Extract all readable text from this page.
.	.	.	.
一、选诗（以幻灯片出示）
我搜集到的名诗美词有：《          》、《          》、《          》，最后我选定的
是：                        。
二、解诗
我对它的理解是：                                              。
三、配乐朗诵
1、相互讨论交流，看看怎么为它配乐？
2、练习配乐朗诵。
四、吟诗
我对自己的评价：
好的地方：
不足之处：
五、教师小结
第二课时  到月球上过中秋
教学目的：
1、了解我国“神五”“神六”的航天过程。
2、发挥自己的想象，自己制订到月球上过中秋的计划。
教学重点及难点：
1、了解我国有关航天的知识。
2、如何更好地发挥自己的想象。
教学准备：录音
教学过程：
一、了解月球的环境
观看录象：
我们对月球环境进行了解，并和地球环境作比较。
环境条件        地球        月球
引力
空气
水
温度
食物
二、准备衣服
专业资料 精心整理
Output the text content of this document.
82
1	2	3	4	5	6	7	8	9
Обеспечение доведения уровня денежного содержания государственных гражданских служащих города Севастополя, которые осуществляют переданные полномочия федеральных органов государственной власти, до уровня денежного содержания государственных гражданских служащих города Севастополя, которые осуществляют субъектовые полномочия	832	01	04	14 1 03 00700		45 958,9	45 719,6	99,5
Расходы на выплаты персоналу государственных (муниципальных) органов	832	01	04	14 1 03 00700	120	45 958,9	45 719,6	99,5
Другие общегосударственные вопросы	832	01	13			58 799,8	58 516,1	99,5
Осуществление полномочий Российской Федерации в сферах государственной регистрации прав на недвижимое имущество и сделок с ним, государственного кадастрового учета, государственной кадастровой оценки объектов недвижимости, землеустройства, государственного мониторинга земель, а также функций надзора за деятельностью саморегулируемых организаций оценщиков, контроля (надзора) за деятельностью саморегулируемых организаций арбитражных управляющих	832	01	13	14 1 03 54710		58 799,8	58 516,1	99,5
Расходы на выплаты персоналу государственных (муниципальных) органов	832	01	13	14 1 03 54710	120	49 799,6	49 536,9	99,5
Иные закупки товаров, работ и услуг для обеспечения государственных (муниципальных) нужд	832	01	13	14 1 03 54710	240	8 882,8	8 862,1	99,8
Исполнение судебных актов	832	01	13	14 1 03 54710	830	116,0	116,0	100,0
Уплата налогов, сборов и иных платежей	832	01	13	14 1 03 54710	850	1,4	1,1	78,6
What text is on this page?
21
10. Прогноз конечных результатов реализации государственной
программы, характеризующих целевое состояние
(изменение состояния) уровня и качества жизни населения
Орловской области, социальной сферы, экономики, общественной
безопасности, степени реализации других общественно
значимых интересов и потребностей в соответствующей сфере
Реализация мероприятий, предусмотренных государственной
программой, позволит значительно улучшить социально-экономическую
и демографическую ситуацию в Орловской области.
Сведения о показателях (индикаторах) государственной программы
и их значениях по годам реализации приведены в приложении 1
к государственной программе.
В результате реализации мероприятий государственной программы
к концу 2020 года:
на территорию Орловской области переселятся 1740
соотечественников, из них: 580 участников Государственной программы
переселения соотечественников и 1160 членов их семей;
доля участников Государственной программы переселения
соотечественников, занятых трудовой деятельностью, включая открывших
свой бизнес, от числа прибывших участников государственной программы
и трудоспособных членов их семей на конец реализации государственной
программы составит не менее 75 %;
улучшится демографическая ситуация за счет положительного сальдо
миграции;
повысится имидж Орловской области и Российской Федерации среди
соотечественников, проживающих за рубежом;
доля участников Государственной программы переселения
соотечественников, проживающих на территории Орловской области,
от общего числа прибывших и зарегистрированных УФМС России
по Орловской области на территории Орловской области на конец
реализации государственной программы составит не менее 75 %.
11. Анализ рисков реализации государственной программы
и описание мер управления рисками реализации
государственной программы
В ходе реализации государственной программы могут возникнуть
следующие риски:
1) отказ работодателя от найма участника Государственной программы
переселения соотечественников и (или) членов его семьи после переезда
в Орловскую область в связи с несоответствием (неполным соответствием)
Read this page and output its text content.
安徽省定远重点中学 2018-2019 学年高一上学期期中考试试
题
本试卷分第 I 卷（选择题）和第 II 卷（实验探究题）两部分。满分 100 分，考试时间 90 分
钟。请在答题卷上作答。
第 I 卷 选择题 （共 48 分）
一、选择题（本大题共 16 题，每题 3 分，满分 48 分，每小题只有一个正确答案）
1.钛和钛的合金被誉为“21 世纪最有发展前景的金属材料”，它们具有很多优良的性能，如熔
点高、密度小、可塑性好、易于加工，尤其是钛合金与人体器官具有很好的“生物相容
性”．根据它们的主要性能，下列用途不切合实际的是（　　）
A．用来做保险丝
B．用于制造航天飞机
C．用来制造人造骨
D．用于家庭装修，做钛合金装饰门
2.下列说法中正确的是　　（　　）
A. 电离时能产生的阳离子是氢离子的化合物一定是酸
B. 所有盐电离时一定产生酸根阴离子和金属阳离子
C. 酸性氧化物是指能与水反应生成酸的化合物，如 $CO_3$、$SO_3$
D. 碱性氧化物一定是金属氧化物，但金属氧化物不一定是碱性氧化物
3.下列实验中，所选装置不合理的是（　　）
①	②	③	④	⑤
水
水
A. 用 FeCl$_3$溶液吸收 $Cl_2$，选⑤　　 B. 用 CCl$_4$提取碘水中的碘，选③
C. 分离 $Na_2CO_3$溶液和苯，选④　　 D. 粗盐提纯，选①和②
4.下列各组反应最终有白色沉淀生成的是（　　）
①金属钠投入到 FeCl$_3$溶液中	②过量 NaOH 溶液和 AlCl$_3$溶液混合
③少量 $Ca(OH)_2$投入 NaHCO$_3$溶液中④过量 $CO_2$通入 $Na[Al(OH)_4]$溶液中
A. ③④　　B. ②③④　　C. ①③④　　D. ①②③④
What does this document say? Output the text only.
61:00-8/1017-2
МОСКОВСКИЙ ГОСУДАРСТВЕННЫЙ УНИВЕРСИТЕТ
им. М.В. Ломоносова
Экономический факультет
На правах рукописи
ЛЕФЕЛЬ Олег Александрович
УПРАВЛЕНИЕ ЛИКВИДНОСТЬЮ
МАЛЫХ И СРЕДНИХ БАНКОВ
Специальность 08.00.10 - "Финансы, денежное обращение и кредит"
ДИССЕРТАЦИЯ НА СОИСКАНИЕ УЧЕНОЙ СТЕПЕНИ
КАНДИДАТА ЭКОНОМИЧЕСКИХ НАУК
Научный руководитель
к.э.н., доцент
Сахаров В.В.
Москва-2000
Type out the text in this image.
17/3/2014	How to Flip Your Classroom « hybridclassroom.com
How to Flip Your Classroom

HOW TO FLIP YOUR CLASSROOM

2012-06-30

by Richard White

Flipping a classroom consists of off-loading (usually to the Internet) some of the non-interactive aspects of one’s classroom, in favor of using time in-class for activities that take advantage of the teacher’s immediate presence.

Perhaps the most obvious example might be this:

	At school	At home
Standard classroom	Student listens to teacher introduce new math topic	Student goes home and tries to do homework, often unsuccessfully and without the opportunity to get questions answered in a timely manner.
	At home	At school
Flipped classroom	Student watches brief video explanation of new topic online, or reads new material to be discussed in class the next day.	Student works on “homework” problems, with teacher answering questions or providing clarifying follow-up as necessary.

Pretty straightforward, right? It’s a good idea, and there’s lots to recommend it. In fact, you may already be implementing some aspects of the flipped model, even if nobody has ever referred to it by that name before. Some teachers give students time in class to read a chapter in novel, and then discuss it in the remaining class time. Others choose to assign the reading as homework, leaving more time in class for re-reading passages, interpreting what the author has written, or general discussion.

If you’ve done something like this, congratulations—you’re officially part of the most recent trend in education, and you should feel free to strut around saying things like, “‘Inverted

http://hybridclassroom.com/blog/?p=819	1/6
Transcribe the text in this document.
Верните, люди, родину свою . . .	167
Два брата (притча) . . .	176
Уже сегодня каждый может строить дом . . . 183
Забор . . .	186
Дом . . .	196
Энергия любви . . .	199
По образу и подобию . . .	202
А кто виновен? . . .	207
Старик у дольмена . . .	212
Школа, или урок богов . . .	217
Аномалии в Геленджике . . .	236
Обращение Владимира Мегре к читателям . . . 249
========================================================================
*What you will do*.
Across the material above, count every line holding "questions" and write down only the number.

*Exercise solution*.
2